(Part of a data file)
++++++++++++++++++++
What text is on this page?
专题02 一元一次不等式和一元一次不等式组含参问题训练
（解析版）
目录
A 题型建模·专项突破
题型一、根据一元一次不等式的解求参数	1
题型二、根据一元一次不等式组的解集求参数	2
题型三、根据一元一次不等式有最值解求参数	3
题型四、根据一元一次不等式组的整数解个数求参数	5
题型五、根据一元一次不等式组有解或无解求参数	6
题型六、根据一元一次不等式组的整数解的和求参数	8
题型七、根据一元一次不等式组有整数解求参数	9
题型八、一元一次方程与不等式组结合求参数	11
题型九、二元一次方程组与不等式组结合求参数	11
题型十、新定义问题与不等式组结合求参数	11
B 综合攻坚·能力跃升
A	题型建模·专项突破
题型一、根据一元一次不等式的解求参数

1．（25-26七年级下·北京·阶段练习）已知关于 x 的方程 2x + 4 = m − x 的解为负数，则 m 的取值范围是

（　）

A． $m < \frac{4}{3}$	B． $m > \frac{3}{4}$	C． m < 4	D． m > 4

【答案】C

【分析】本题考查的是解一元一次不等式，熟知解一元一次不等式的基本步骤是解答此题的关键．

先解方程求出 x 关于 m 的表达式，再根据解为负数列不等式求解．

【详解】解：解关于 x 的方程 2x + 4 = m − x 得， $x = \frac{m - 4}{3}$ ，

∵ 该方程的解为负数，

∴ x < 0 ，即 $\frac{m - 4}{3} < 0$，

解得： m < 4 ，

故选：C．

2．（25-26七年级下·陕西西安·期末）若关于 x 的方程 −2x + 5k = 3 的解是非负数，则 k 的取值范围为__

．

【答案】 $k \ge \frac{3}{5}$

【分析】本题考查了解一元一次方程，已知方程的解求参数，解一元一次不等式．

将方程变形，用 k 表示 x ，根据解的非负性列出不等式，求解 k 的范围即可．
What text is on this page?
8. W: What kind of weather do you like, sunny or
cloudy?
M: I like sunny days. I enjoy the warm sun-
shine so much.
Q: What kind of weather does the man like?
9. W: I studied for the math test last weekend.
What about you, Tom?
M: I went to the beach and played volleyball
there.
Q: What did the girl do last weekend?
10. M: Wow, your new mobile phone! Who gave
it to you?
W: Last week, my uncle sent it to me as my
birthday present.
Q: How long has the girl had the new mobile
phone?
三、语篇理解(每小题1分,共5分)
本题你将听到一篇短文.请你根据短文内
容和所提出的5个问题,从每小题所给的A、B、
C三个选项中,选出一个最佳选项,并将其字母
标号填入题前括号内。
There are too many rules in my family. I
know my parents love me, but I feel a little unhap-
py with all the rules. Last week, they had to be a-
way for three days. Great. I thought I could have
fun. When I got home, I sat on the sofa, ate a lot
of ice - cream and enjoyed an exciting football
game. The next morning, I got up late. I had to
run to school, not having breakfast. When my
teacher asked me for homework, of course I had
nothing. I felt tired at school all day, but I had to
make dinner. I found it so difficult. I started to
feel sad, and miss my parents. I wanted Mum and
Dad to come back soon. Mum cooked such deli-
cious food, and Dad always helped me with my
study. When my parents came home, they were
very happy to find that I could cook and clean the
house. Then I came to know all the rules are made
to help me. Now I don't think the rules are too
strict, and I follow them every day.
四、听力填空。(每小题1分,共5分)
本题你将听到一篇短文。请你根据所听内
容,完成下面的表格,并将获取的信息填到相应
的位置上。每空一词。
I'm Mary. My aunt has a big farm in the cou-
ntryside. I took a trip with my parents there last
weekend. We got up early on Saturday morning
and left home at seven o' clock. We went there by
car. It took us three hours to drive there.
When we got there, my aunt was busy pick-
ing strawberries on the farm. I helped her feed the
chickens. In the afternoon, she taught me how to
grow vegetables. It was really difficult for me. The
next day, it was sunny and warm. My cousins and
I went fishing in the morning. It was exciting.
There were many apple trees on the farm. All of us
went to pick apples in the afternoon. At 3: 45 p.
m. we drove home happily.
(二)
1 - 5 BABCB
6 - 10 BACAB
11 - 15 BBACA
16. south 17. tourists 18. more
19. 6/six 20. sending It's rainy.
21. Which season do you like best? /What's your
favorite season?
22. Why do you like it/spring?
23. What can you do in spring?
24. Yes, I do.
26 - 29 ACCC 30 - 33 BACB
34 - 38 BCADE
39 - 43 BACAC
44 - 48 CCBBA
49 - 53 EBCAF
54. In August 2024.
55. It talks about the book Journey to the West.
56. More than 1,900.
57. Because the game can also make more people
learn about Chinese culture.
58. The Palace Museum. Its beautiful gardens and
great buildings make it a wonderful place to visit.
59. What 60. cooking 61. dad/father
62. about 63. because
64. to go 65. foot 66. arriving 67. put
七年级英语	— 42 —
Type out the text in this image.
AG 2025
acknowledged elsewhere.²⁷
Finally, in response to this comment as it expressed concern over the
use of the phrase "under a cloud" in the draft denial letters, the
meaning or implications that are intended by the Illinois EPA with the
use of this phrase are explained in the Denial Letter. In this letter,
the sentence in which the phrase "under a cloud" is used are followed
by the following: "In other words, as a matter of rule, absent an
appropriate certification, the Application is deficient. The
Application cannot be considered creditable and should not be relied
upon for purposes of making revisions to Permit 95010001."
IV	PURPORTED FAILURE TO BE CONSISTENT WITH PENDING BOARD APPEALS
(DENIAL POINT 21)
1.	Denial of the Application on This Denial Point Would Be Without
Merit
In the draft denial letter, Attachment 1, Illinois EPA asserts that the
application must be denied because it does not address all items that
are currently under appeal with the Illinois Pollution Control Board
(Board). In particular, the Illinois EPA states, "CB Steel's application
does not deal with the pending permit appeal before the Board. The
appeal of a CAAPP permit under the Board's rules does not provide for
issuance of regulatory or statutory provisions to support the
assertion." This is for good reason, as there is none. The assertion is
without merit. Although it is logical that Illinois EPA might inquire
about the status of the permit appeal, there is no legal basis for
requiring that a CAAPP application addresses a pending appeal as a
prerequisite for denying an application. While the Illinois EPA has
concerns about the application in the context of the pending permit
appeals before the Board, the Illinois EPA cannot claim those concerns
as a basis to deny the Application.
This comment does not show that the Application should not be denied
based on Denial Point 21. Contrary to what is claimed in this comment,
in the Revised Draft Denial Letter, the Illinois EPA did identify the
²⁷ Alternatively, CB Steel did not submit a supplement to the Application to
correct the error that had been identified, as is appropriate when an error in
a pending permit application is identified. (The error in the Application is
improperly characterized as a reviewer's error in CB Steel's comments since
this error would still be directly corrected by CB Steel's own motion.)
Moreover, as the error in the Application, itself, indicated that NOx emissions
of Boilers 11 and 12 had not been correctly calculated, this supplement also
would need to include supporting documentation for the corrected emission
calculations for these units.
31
++++++++++++++++++++
## WHAT NEEDS TO BE DONE
In the records above, locate every line with the string "kind" and copy it.

## WRITTEN ANSWER
8. W: What kind of weather do you like, sunny or
Q: What kind of weather does the man like?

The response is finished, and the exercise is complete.